- Problem -
Return all of the entries exactly as written.

[Start Stored data]

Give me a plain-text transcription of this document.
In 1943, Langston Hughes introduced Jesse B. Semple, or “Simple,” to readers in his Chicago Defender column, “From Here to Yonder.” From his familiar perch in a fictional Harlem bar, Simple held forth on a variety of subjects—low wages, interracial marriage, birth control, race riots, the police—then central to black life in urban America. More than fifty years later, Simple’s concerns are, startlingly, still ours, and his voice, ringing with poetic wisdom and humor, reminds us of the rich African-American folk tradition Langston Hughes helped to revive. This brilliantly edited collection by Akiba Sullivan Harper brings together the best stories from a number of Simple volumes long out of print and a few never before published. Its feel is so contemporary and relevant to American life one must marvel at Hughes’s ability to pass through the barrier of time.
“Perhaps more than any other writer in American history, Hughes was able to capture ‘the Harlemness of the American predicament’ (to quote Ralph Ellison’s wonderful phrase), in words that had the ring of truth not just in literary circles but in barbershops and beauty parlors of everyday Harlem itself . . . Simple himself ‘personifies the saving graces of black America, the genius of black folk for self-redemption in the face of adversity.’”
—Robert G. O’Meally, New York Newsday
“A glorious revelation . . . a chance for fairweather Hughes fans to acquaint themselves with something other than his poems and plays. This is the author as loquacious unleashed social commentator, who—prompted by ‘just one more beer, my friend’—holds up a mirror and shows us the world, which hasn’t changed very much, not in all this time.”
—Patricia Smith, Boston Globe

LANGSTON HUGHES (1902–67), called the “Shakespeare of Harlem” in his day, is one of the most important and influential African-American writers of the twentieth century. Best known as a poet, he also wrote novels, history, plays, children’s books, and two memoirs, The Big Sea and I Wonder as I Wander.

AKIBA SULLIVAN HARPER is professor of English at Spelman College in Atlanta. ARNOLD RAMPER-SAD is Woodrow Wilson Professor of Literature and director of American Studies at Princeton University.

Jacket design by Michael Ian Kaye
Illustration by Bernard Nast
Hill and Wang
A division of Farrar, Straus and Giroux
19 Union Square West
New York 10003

[End Stored data]

- Expected answer -
Give me a plain-text transcription of this document.
In 1943, Langston Hughes introduced Jesse B. Semple, or “Simple,” to readers in his Chicago Defender column, “From Here to Yonder.” From his familiar perch in a fictional Harlem bar, Simple held forth on a variety of subjects—low wages, interracial marriage, birth control, race riots, the police—then central to black life in urban America. More than fifty years later, Simple’s concerns are, startlingly, still ours, and his voice, ringing with poetic wisdom and humor, reminds us of the rich African-American folk tradition Langston Hughes helped to revive. This brilliantly edited collection by Akiba Sullivan Harper brings together the best stories from a number of Simple volumes long out of print and a few never before published. Its feel is so contemporary and relevant to American life one must marvel at Hughes’s ability to pass through the barrier of time.
“Perhaps more than any other writer in American history, Hughes was able to capture ‘the Harlemness of the American predicament’ (to quote Ralph Ellison’s wonderful phrase), in words that had the ring of truth not just in literary circles but in barbershops and beauty parlors of everyday Harlem itself . . . Simple himself ‘personifies the saving graces of black America, the genius of black folk for self-redemption in the face of adversity.’”
—Robert G. O’Meally, New York Newsday
“A glorious revelation . . . a chance for fairweather Hughes fans to acquaint themselves with something other than his poems and plays. This is the author as loquacious unleashed social commentator, who—prompted by ‘just one more beer, my friend’—holds up a mirror and shows us the world, which hasn’t changed very much, not in all this time.”
—Patricia Smith, Boston Globe

LANGSTON HUGHES (1902–67), called the “Shakespeare of Harlem” in his day, is one of the most important and influential African-American writers of the twentieth century. Best known as a poet, he also wrote novels, history, plays, children’s books, and two memoirs, The Big Sea and I Wonder as I Wander.

AKIBA SULLIVAN HARPER is professor of English at Spelman College in Atlanta. ARNOLD RAMPER-SAD is Woodrow Wilson Professor of Literature and director of American Studies at Princeton University.

Jacket design by Michael Ian Kaye
Illustration by Bernard Nast
Hill and Wang
A division of Farrar, Straus and Giroux
19 Union Square West
New York 10003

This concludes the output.